**WHAT NEEDS TO BE DONE**
Below is a block of records; return all of them exactly, but without the images.

Data items

= = = =

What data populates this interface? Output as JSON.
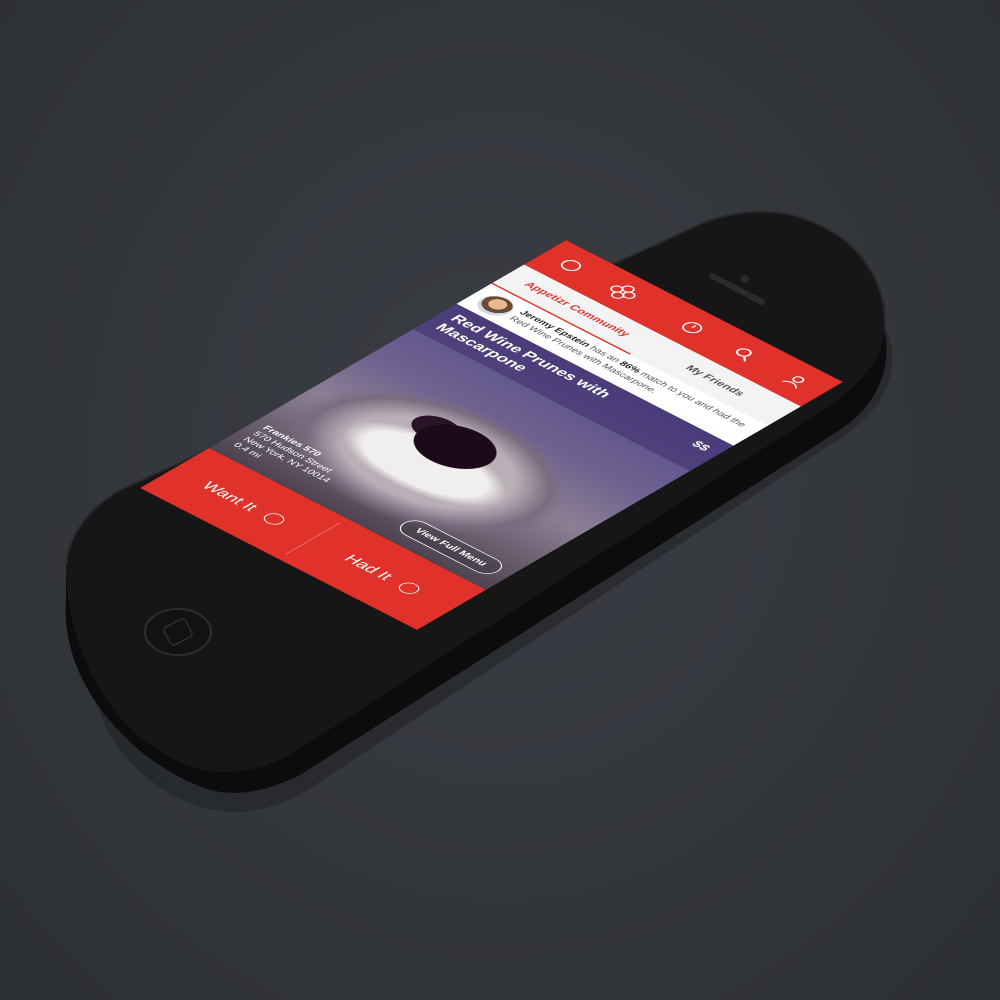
{
  "nav": {
    "icons": [
      "home-icon",
      "appetizr-logo-icon",
      "clock-icon",
      "search-icon",
      "profile-icon"
    ],
    "brand_color": "#e0322a"
  },
  "tabs": [
    {
      "label": "Appetizr Community",
      "active": true
    },
    {
      "label": "My Friends",
      "active": false
    }
  ],
  "activity": {
    "user": "Jeremy Epstein",
    "text_before": "has an",
    "match": "86%",
    "text_after": "match to you and had the Red Wine Prunes with Mascarpone."
  },
  "dish": {
    "title": "Red Wine Prunes with Mascarpone",
    "price": "$$"
  },
  "venue": {
    "name": "Frankies 570",
    "street": "570 Hudson Street",
    "city": "New York, NY 10014",
    "distance": "0.4 mi"
  },
  "menu_button": "View Full Menu",
  "actions": [
    {
      "label": "Want It"
    },
    {
      "label": "Had It"
    }
  ]
}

= = = =

**TASK SOLUTION**
What data populates this interface? Output as JSON.
{
  "nav": {
    "icons": [
      "home-icon",
      "appetizr-logo-icon",
      "clock-icon",
      "search-icon",
      "profile-icon"
    ],
    "brand_color": "#e0322a"
  },
  "tabs": [
    {
      "label": "Appetizr Community",
      "active": true
    },
    {
      "label": "My Friends",
      "active": false
    }
  ],
  "activity": {
    "user": "Jeremy Epstein",
    "text_before": "has an",
    "match": "86%",
    "text_after": "match to you and had the Red Wine Prunes with Mascarpone."
  },
  "dish": {
    "title": "Red Wine Prunes with Mascarpone",
    "price": "$$"
  },
  "venue": {
    "name": "Frankies 570",
    "street": "570 Hudson Street",
    "city": "New York, NY 10014",
    "distance": "0.4 mi"
  },
  "menu_button": "View Full Menu",
  "actions": [
    {
      "label": "Want It"
    },
    {
      "label": "Had It"
    }
  ]
}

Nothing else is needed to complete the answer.